GOAL:
Determine how many lines of the data below contain "name", then give only that number.

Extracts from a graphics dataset
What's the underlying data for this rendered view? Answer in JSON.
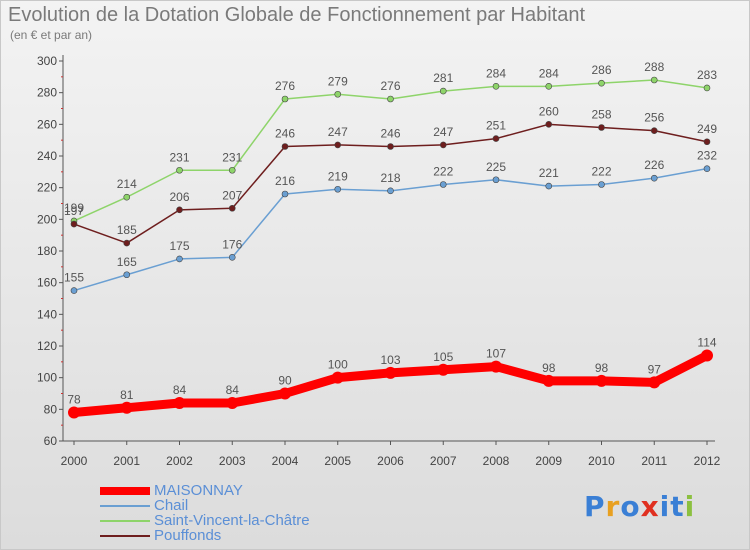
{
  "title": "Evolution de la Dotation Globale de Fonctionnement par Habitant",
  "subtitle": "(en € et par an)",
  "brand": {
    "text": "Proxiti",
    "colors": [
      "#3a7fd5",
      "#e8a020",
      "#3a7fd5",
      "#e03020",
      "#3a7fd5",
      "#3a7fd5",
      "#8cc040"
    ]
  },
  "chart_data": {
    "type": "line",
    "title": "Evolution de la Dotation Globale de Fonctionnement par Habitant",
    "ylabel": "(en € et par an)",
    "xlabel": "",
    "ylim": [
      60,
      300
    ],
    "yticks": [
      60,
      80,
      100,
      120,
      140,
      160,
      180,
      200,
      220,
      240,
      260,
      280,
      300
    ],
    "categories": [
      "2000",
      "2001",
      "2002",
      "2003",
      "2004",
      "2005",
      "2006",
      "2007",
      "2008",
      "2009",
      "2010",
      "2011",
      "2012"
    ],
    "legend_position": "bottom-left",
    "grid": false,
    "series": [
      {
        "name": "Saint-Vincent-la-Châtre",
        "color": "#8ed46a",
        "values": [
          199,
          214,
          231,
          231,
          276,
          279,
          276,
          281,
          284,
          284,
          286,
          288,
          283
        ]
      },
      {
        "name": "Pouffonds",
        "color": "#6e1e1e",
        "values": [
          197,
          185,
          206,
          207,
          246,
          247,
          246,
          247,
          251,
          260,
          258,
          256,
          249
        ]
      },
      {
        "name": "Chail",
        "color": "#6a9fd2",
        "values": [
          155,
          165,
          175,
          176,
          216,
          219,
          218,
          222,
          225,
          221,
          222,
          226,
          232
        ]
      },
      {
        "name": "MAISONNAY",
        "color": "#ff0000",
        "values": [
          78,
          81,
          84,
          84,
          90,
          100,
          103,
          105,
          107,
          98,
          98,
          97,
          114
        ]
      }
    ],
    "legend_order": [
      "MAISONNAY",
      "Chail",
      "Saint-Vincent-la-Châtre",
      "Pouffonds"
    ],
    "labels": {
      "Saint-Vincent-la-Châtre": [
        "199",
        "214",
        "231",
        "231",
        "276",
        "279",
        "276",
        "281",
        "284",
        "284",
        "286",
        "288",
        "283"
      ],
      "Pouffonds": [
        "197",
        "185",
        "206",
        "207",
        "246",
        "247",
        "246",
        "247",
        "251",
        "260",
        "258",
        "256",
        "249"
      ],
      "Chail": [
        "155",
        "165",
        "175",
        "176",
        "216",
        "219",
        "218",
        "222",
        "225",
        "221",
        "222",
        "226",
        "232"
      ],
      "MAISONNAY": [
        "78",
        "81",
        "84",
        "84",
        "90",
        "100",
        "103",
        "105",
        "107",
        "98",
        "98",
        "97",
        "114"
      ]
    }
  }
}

ANSWER TO THE EXERCISE:
4